[START Input data]

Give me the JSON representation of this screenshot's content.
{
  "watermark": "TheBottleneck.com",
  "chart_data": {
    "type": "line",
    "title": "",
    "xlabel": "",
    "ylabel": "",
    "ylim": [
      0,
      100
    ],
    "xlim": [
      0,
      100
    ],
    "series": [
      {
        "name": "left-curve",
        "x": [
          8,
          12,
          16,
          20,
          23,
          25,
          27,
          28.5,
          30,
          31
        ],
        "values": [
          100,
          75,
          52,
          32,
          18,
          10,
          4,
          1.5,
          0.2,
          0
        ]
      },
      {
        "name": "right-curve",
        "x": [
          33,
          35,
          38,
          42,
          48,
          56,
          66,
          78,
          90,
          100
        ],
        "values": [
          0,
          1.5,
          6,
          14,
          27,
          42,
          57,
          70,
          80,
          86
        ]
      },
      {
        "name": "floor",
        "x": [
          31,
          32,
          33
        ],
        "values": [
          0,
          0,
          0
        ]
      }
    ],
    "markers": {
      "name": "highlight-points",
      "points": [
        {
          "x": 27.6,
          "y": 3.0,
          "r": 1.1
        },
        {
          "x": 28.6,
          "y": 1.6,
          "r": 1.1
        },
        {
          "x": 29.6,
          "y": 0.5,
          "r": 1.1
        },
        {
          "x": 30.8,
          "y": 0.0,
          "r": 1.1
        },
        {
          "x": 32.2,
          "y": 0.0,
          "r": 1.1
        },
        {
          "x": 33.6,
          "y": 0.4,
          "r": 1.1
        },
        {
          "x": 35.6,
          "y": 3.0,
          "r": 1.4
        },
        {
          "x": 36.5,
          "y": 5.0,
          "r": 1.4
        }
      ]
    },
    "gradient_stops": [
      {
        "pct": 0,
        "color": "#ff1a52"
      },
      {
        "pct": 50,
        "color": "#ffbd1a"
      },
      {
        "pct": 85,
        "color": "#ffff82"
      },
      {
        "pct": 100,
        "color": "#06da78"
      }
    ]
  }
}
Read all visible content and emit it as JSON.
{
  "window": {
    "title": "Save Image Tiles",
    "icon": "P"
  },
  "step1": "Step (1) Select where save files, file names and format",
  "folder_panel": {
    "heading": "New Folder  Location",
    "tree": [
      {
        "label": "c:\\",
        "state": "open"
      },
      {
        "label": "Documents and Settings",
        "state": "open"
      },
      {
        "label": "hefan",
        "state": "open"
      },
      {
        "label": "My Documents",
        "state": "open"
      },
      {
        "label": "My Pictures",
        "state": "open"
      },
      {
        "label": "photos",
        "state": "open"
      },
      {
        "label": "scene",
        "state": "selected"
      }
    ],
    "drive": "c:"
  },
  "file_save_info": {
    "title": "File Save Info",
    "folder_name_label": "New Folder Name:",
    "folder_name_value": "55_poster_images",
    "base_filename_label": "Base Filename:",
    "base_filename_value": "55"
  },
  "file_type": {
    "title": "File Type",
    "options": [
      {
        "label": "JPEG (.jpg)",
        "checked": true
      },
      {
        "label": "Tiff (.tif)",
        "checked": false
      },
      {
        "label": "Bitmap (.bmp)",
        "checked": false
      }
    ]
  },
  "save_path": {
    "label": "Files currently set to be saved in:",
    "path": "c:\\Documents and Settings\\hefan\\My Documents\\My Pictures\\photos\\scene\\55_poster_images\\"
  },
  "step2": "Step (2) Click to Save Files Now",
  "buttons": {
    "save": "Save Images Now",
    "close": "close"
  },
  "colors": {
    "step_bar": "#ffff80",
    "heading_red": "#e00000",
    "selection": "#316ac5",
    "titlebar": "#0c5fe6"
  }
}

[END Input data]

Required task –
Extract the entries above verbatim.

Result of this exercise –
Give me the JSON representation of this screenshot's content.
{
  "watermark": "TheBottleneck.com",
  "chart_data": {
    "type": "line",
    "title": "",
    "xlabel": "",
    "ylabel": "",
    "ylim": [
      0,
      100
    ],
    "xlim": [
      0,
      100
    ],
    "series": [
      {
        "name": "left-curve",
        "x": [
          8,
          12,
          16,
          20,
          23,
          25,
          27,
          28.5,
          30,
          31
        ],
        "values": [
          100,
          75,
          52,
          32,
          18,
          10,
          4,
          1.5,
          0.2,
          0
        ]
      },
      {
        "name": "right-curve",
        "x": [
          33,
          35,
          38,
          42,
          48,
          56,
          66,
          78,
          90,
          100
        ],
        "values": [
          0,
          1.5,
          6,
          14,
          27,
          42,
          57,
          70,
          80,
          86
        ]
      },
      {
        "name": "floor",
        "x": [
          31,
          32,
          33
        ],
        "values": [
          0,
          0,
          0
        ]
      }
    ],
    "markers": {
      "name": "highlight-points",
      "points": [
        {
          "x": 27.6,
          "y": 3.0,
          "r": 1.1
        },
        {
          "x": 28.6,
          "y": 1.6,
          "r": 1.1
        },
        {
          "x": 29.6,
          "y": 0.5,
          "r": 1.1
        },
        {
          "x": 30.8,
          "y": 0.0,
          "r": 1.1
        },
        {
          "x": 32.2,
          "y": 0.0,
          "r": 1.1
        },
        {
          "x": 33.6,
          "y": 0.4,
          "r": 1.1
        },
        {
          "x": 35.6,
          "y": 3.0,
          "r": 1.4
        },
        {
          "x": 36.5,
          "y": 5.0,
          "r": 1.4
        }
      ]
    },
    "gradient_stops": [
      {
        "pct": 0,
        "color": "#ff1a52"
      },
      {
        "pct": 50,
        "color": "#ffbd1a"
      },
      {
        "pct": 85,
        "color": "#ffff82"
      },
      {
        "pct": 100,
        "color": "#06da78"
      }
    ]
  }
}
Read all visible content and emit it as JSON.
{
  "window": {
    "title": "Save Image Tiles",
    "icon": "P"
  },
  "step1": "Step (1) Select where save files, file names and format",
  "folder_panel": {
    "heading": "New Folder  Location",
    "tree": [
      {
        "label": "c:\\",
        "state": "open"
      },
      {
        "label": "Documents and Settings",
        "state": "open"
      },
      {
        "label": "hefan",
        "state": "open"
      },
      {
        "label": "My Documents",
        "state": "open"
      },
      {
        "label": "My Pictures",
        "state": "open"
      },
      {
        "label": "photos",
        "state": "open"
      },
      {
        "label": "scene",
        "state": "selected"
      }
    ],
    "drive": "c:"
  },
  "file_save_info": {
    "title": "File Save Info",
    "folder_name_label": "New Folder Name:",
    "folder_name_value": "55_poster_images",
    "base_filename_label": "Base Filename:",
    "base_filename_value": "55"
  },
  "file_type": {
    "title": "File Type",
    "options": [
      {
        "label": "JPEG (.jpg)",
        "checked": true
      },
      {
        "label": "Tiff (.tif)",
        "checked": false
      },
      {
        "label": "Bitmap (.bmp)",
        "checked": false
      }
    ]
  },
  "save_path": {
    "label": "Files currently set to be saved in:",
    "path": "c:\\Documents and Settings\\hefan\\My Documents\\My Pictures\\photos\\scene\\55_poster_images\\"
  },
  "step2": "Step (2) Click to Save Files Now",
  "buttons": {
    "save": "Save Images Now",
    "close": "close"
  },
  "colors": {
    "step_bar": "#ffff80",
    "heading_red": "#e00000",
    "selection": "#316ac5",
    "titlebar": "#0c5fe6"
  }
}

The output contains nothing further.